▶ The request:
Go through the data and copy every line exactly, but not the images.

==================================================

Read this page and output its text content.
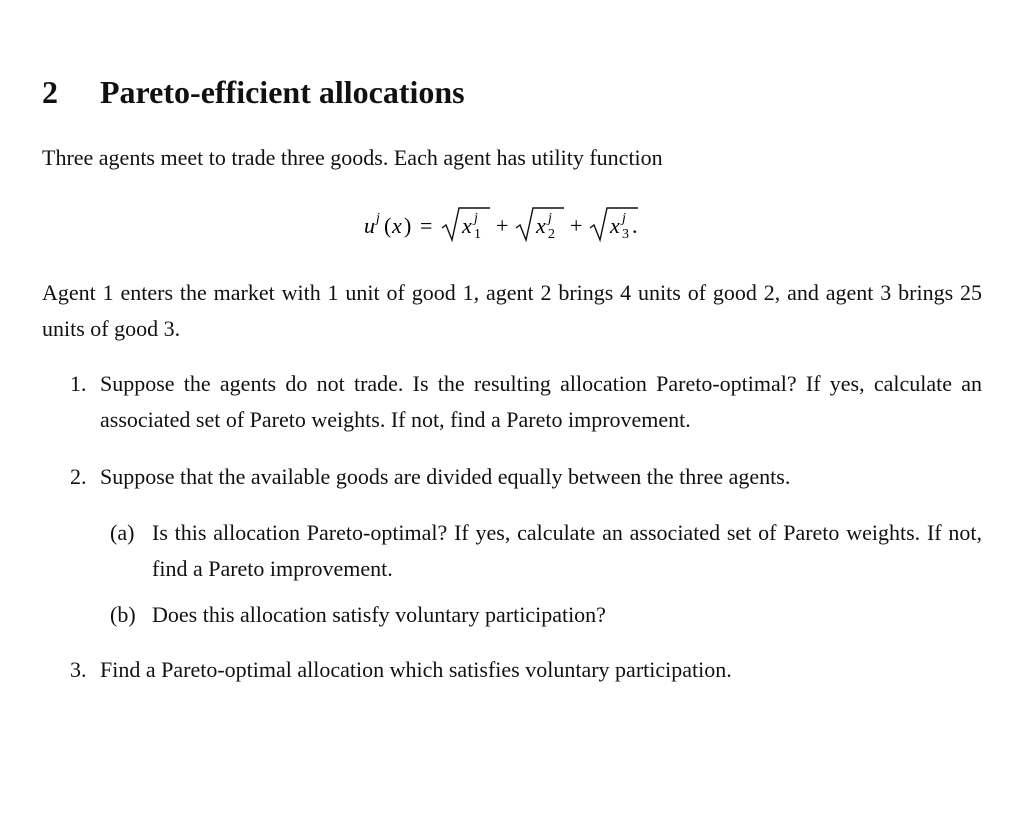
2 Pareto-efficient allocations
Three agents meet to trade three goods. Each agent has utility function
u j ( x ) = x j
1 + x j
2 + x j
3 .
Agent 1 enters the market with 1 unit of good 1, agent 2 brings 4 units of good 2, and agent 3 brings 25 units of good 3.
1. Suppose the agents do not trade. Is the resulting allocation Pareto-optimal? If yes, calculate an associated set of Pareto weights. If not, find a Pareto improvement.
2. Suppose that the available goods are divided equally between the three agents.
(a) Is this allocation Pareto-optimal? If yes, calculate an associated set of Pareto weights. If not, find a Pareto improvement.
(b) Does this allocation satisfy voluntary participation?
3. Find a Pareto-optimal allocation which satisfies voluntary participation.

==================================================

▶ The solution:
Read this page and output its text content.
2 Pareto-efficient allocations
Three agents meet to trade three goods. Each agent has utility function
u j ( x ) = x j
1 + x j
2 + x j
3 .
Agent 1 enters the market with 1 unit of good 1, agent 2 brings 4 units of good 2, and agent 3 brings 25 units of good 3.
1. Suppose the agents do not trade. Is the resulting allocation Pareto-optimal? If yes, calculate an associated set of Pareto weights. If not, find a Pareto improvement.
2. Suppose that the available goods are divided equally between the three agents.
(a) Is this allocation Pareto-optimal? If yes, calculate an associated set of Pareto weights. If not, find a Pareto improvement.
(b) Does this allocation satisfy voluntary participation?
3. Find a Pareto-optimal allocation which satisfies voluntary participation.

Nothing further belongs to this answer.